> Work to be completed: Count how many lines of the data include "планировки". The answer is that number and nothing else.

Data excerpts
* * * * * * * * *
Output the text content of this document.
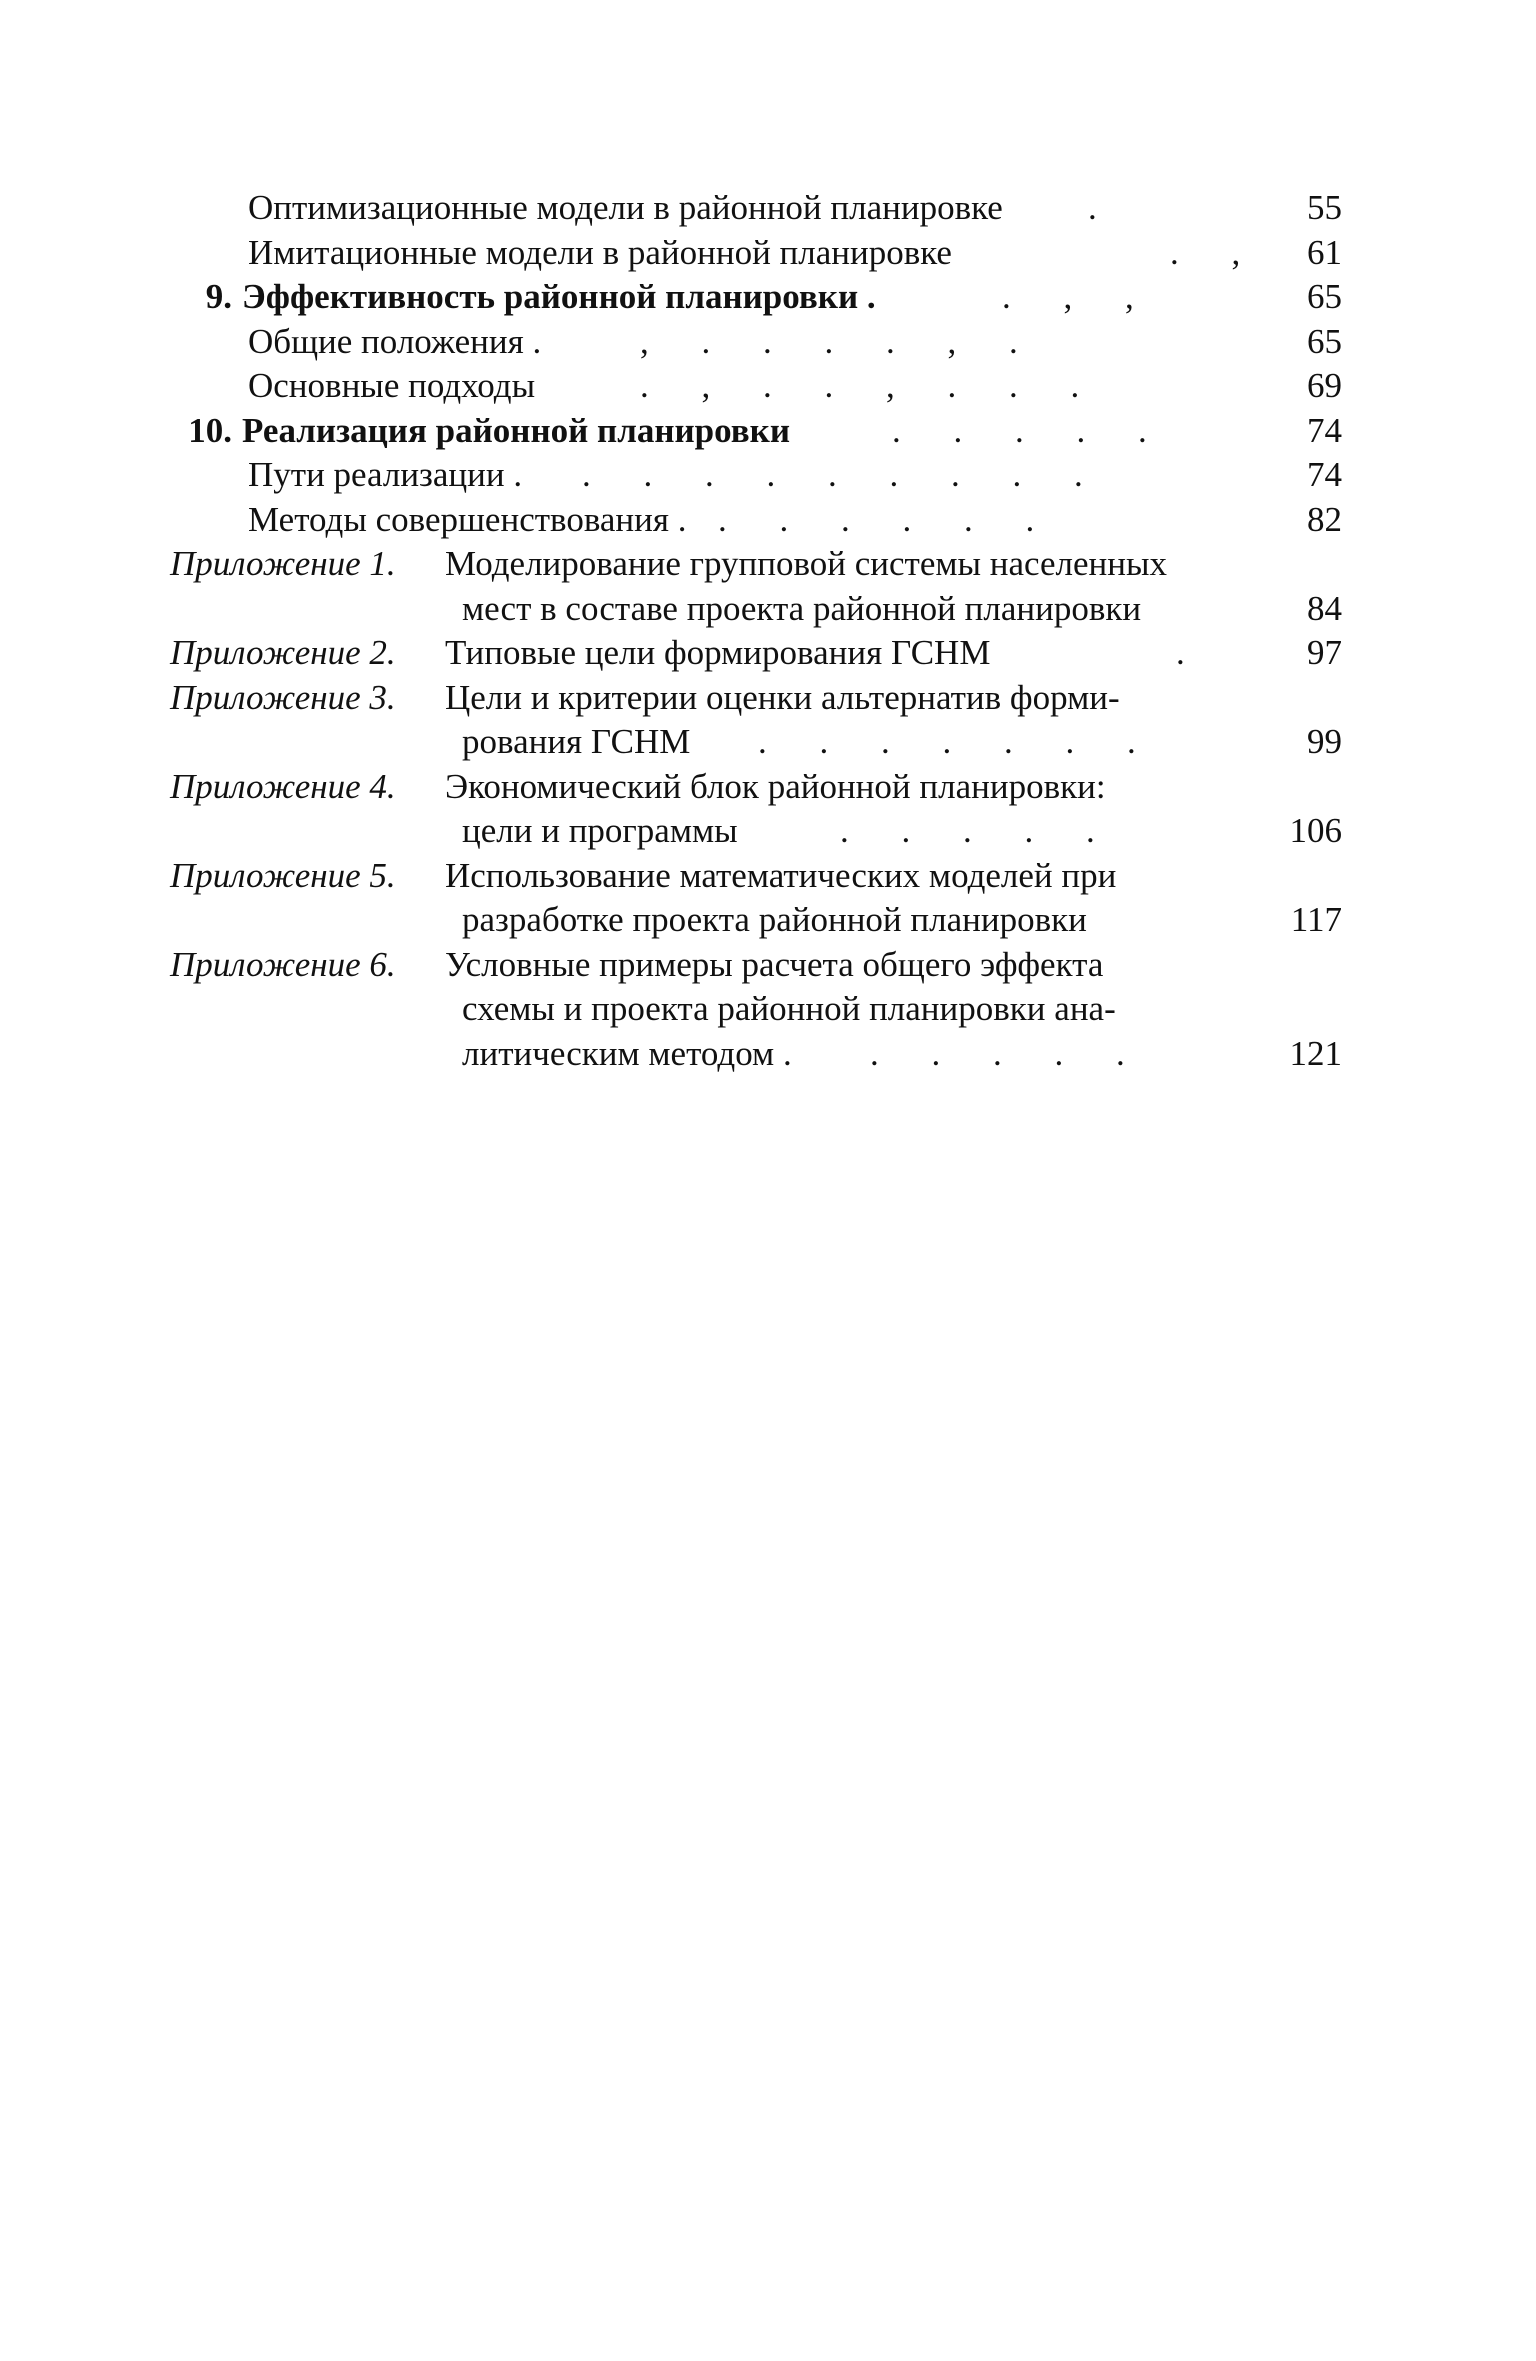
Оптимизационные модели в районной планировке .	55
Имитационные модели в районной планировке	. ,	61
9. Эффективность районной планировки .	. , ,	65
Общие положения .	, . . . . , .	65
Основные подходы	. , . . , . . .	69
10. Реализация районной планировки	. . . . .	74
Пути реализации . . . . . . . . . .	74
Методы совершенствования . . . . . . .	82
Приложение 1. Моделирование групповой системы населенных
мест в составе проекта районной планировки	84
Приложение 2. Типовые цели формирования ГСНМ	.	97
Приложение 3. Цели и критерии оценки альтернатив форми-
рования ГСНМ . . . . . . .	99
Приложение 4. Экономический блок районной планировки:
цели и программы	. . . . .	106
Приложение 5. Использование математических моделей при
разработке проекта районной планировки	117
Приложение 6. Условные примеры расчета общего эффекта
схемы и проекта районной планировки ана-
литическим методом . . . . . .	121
* * * * * * * * *
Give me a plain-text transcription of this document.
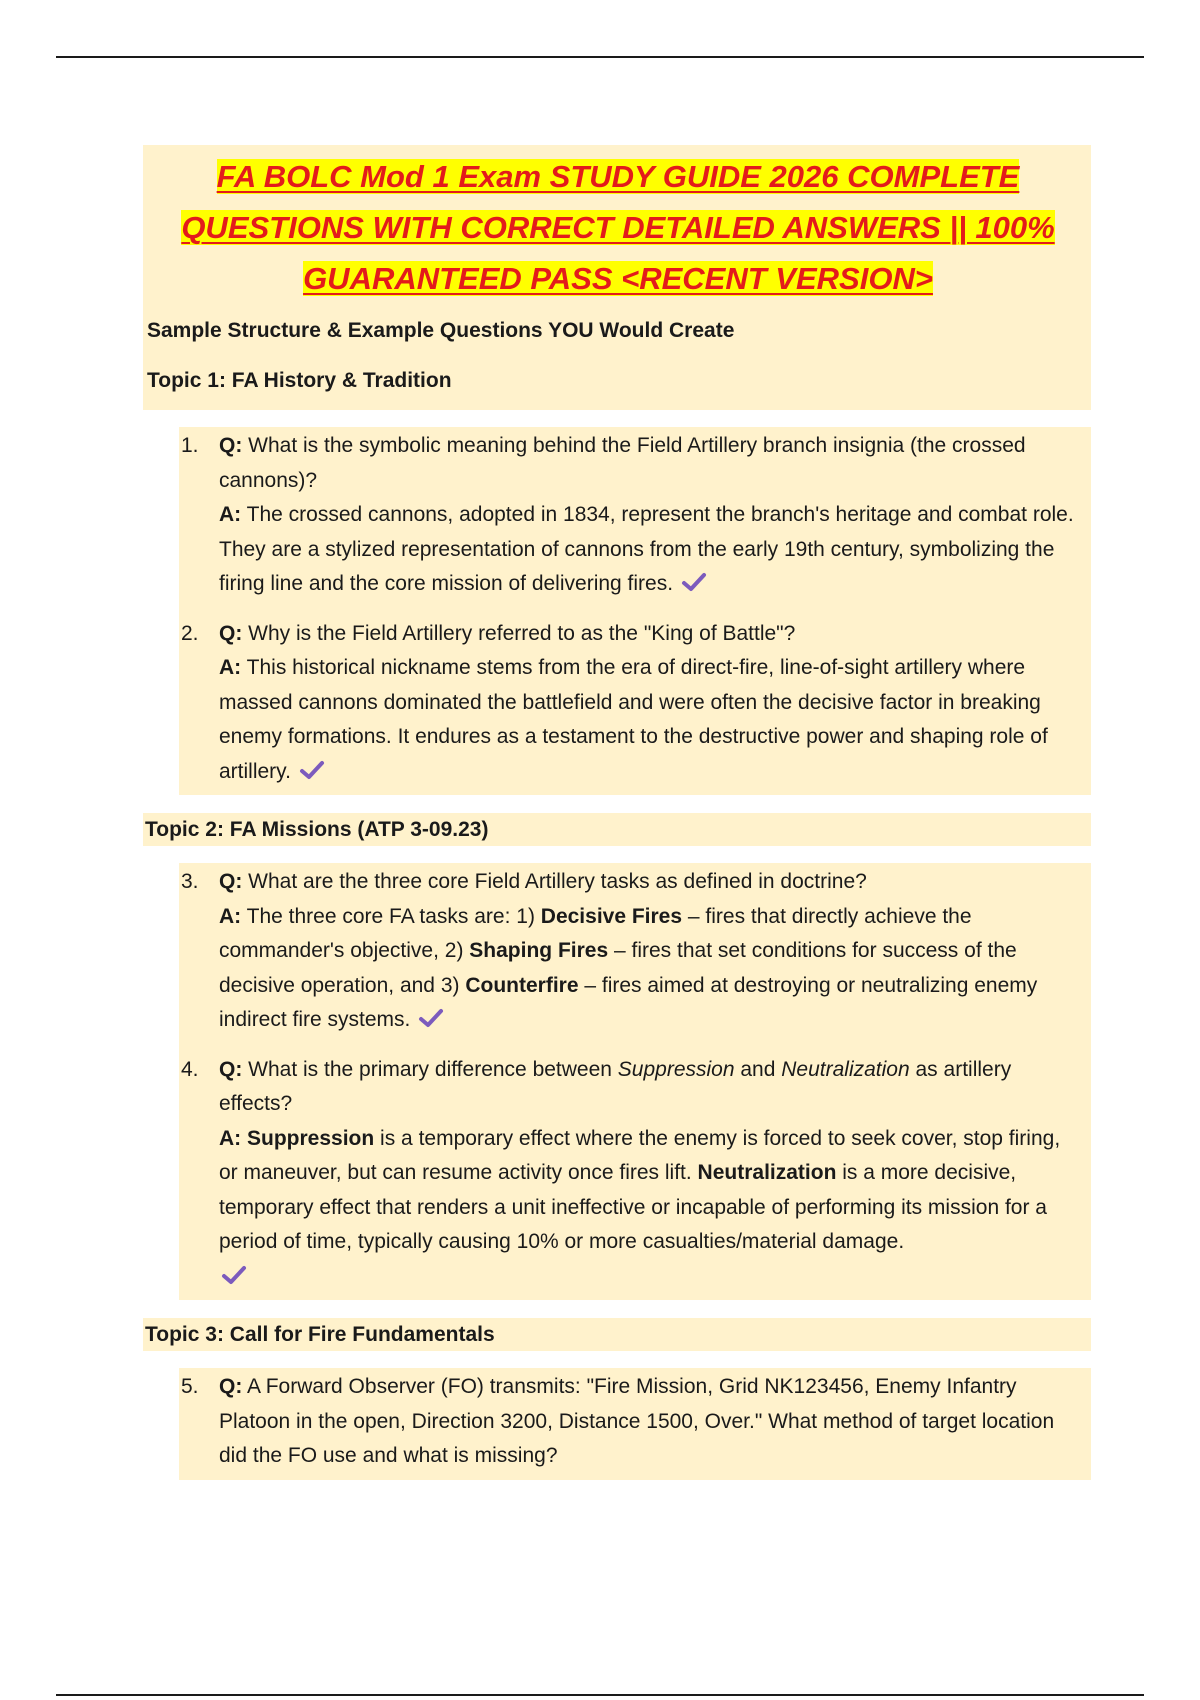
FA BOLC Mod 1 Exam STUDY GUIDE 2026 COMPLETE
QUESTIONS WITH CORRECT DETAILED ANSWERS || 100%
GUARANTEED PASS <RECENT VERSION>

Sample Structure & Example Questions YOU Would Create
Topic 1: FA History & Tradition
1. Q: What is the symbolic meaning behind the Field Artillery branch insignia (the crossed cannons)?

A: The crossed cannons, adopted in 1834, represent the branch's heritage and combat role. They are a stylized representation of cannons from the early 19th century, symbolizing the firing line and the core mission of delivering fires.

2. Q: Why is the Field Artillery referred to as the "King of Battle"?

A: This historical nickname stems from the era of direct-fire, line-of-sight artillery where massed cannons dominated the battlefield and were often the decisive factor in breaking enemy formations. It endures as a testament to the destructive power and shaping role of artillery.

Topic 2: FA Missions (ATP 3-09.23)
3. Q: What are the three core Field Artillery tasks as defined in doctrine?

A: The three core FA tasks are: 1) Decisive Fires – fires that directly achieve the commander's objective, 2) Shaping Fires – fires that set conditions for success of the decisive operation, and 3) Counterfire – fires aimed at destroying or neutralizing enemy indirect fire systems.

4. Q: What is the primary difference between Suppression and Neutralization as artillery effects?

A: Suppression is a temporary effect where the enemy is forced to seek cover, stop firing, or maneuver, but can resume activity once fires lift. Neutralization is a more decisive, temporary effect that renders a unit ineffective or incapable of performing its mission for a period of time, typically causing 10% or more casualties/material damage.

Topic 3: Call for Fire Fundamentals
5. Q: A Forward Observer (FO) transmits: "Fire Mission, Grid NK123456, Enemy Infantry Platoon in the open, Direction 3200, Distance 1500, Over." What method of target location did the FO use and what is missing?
* * * * * * * * *
> Output of the task: 6